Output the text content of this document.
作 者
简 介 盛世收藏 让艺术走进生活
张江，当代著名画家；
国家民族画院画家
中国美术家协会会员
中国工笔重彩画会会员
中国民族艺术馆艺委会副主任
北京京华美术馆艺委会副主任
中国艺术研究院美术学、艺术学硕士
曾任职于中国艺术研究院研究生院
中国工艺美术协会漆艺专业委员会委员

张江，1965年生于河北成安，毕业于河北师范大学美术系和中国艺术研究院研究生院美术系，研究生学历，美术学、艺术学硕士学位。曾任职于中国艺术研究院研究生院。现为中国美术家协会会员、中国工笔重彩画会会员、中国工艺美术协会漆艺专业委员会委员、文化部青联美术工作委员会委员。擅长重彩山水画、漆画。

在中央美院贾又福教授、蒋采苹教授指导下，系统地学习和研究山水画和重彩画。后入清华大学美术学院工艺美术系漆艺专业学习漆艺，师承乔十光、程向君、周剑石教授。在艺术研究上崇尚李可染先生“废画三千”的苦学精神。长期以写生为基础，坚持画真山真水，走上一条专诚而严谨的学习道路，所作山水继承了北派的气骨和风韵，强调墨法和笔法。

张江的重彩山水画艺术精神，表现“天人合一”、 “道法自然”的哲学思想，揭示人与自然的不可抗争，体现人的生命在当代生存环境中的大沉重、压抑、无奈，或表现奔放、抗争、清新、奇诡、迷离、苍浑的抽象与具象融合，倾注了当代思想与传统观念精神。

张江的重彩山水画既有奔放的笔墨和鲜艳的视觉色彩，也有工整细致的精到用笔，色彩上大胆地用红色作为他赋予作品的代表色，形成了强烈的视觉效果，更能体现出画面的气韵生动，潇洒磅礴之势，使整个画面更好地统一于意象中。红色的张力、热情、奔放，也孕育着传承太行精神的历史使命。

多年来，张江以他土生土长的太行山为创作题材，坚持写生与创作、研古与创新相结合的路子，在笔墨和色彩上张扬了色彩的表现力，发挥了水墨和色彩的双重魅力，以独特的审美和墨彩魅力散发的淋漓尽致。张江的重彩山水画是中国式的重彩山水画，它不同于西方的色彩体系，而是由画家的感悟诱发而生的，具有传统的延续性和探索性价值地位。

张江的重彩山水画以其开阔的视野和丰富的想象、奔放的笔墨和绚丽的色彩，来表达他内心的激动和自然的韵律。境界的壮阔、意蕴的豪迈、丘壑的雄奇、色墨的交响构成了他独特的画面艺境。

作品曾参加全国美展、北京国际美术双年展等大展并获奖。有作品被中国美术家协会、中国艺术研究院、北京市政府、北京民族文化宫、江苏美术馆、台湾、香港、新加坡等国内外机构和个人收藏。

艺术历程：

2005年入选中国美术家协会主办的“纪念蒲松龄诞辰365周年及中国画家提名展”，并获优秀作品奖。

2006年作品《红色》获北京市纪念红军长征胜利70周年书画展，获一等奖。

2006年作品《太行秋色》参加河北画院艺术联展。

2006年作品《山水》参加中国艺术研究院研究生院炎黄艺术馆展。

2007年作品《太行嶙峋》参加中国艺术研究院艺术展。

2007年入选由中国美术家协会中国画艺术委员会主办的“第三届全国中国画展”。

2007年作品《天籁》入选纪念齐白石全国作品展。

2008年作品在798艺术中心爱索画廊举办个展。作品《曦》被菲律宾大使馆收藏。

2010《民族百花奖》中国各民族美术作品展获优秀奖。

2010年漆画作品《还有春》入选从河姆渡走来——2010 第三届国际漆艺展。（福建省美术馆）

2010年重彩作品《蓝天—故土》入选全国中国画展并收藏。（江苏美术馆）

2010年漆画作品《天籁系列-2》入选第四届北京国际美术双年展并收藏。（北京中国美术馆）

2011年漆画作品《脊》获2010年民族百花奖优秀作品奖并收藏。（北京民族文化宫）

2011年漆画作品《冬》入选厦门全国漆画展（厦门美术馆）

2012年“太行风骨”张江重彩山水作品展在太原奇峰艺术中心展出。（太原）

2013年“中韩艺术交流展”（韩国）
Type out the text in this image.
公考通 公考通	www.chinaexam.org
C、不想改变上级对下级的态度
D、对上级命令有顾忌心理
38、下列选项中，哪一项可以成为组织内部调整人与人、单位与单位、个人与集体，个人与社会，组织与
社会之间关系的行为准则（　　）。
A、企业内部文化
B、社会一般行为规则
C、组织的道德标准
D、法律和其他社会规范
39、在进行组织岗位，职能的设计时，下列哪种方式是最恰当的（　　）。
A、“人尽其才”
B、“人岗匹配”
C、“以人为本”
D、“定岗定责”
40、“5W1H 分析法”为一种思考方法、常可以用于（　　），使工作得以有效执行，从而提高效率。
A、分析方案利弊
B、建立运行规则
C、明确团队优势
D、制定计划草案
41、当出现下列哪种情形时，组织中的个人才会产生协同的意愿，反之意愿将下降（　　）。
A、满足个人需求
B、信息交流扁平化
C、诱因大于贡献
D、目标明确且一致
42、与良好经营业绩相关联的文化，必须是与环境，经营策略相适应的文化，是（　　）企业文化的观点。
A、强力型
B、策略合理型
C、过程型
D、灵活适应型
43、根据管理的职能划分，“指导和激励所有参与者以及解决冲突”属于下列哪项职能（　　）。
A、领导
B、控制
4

**Exercise instructions**.
Look through the data above. Copy every line with the string "曾任职于中国艺术研究院研究生院" in it.

**Solution to this problem**.
曾任职于中国艺术研究院研究生院
张江，1965年生于河北成安，毕业于河北师范大学美术系和中国艺术研究院研究生院美术系，研究生学历，美术学、艺术学硕士学位。曾任职于中国艺术研究院研究生院。现为中国美术家协会会员、中国工笔重彩画会会员、中国工艺美术协会漆艺专业委员会委员、文化部青联美术工作委员会委员。擅长重彩山水画、漆画。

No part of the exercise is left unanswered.